** Begin Provided records **

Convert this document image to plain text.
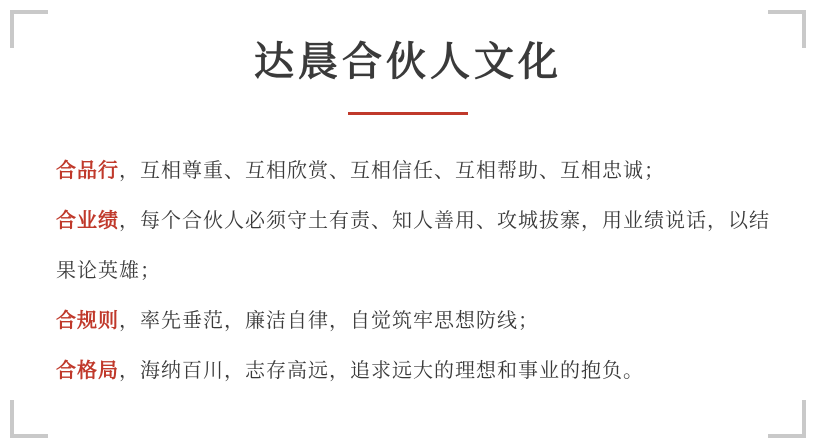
达晨合伙人文化

合品行，互相尊重、互相欣赏、互相信任、互相帮助、互相忠诚；

合业绩，每个合伙人必须守土有责、知人善用、攻城拔寨，用业绩说话，以结果论英雄；

合规则，率先垂范，廉洁自律，自觉筑牢思想防线；

合格局，海纳百川，志存高远，追求远大的理想和事业的抱负。
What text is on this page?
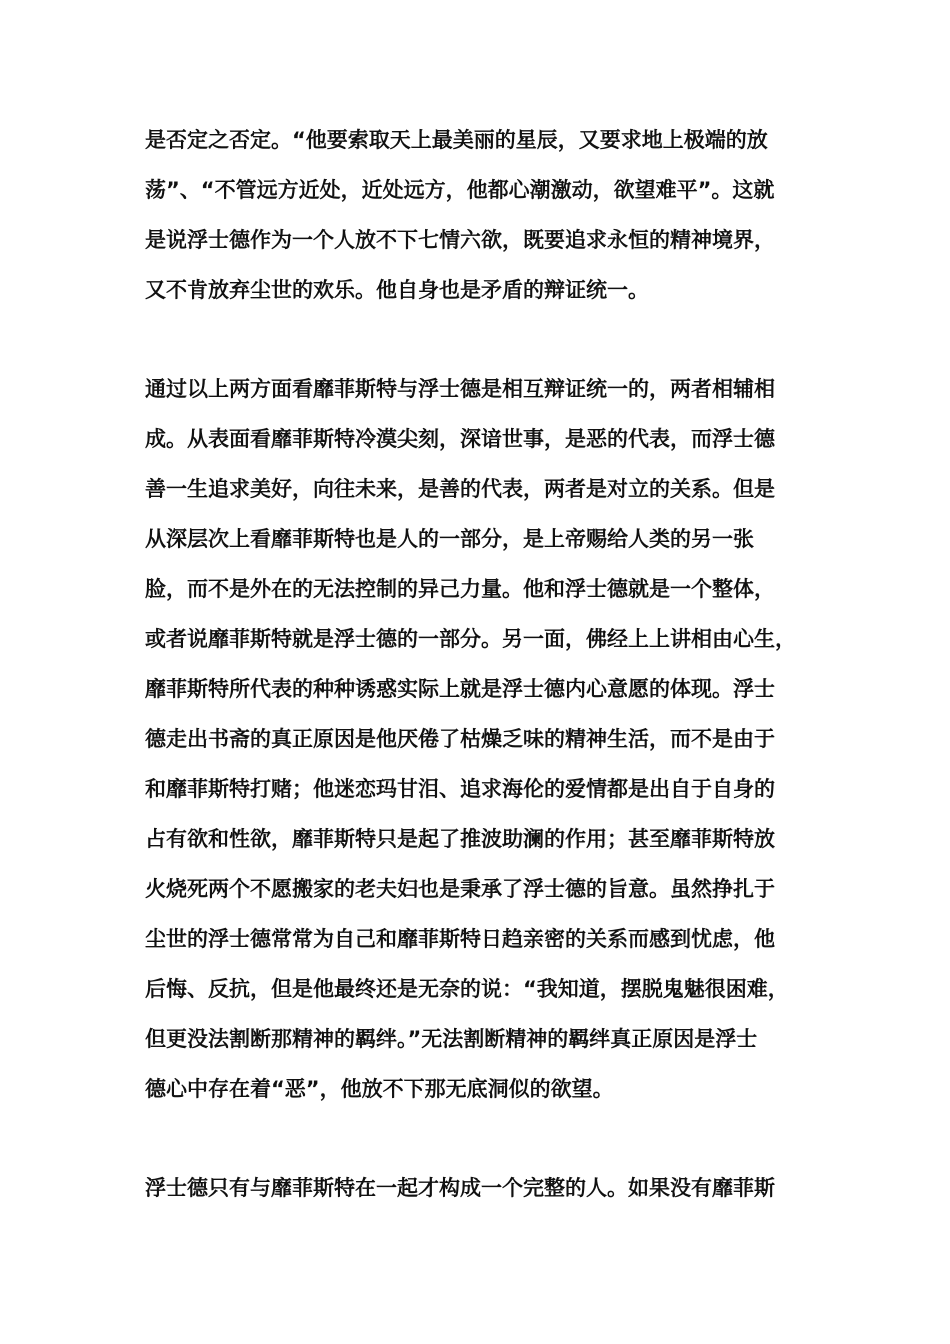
是否定之否定。“他要索取天上最美丽的星辰，又要求地上极端的放
荡”、“不管远方近处，近处远方，他都心潮激动，欲望难平”。这就
是说浮士德作为一个人放不下七情六欲，既要追求永恒的精神境界，
又不肯放弃尘世的欢乐。他自身也是矛盾的辩证统一。
通过以上两方面看靡菲斯特与浮士德是相互辩证统一的，两者相辅相
成。从表面看靡菲斯特冷漠尖刻，深谙世事，是恶的代表，而浮士德
善一生追求美好，向往未来，是善的代表，两者是对立的关系。但是
从深层次上看靡菲斯特也是人的一部分，是上帝赐给人类的另一张
脸，而不是外在的无法控制的异己力量。他和浮士德就是一个整体，
或者说靡菲斯特就是浮士德的一部分。另一面，佛经上上讲相由心生，
靡菲斯特所代表的种种诱惑实际上就是浮士德内心意愿的体现。浮士
德走出书斋的真正原因是他厌倦了枯燥乏味的精神生活，而不是由于
和靡菲斯特打赌；他迷恋玛甘泪、追求海伦的爱情都是出自于自身的
占有欲和性欲，靡菲斯特只是起了推波助澜的作用；甚至靡菲斯特放
火烧死两个不愿搬家的老夫妇也是秉承了浮士德的旨意。虽然挣扎于
尘世的浮士德常常为自己和靡菲斯特日趋亲密的关系而感到忧虑，他
后悔、反抗，但是他最终还是无奈的说：“我知道，摆脱鬼魅很困难，
但更没法割断那精神的羁绊。”无法割断精神的羁绊真正原因是浮士
德心中存在着“恶”，他放不下那无底洞似的欲望。
浮士德只有与靡菲斯特在一起才构成一个完整的人。如果没有靡菲斯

** End Provided records **

_Problem to solve_.
Repeat the records above verbatim, with no pictures in the result.

_Exercise solution_.
Convert this document image to plain text.
达晨合伙人文化

合品行，互相尊重、互相欣赏、互相信任、互相帮助、互相忠诚；

合业绩，每个合伙人必须守土有责、知人善用、攻城拔寨，用业绩说话，以结果论英雄；

合规则，率先垂范，廉洁自律，自觉筑牢思想防线；

合格局，海纳百川，志存高远，追求远大的理想和事业的抱负。
What text is on this page?
是否定之否定。“他要索取天上最美丽的星辰，又要求地上极端的放
荡”、“不管远方近处，近处远方，他都心潮激动，欲望难平”。这就
是说浮士德作为一个人放不下七情六欲，既要追求永恒的精神境界，
又不肯放弃尘世的欢乐。他自身也是矛盾的辩证统一。
通过以上两方面看靡菲斯特与浮士德是相互辩证统一的，两者相辅相
成。从表面看靡菲斯特冷漠尖刻，深谙世事，是恶的代表，而浮士德
善一生追求美好，向往未来，是善的代表，两者是对立的关系。但是
从深层次上看靡菲斯特也是人的一部分，是上帝赐给人类的另一张
脸，而不是外在的无法控制的异己力量。他和浮士德就是一个整体，
或者说靡菲斯特就是浮士德的一部分。另一面，佛经上上讲相由心生，
靡菲斯特所代表的种种诱惑实际上就是浮士德内心意愿的体现。浮士
德走出书斋的真正原因是他厌倦了枯燥乏味的精神生活，而不是由于
和靡菲斯特打赌；他迷恋玛甘泪、追求海伦的爱情都是出自于自身的
占有欲和性欲，靡菲斯特只是起了推波助澜的作用；甚至靡菲斯特放
火烧死两个不愿搬家的老夫妇也是秉承了浮士德的旨意。虽然挣扎于
尘世的浮士德常常为自己和靡菲斯特日趋亲密的关系而感到忧虑，他
后悔、反抗，但是他最终还是无奈的说：“我知道，摆脱鬼魅很困难，
但更没法割断那精神的羁绊。”无法割断精神的羁绊真正原因是浮士
德心中存在着“恶”，他放不下那无底洞似的欲望。
浮士德只有与靡菲斯特在一起才构成一个完整的人。如果没有靡菲斯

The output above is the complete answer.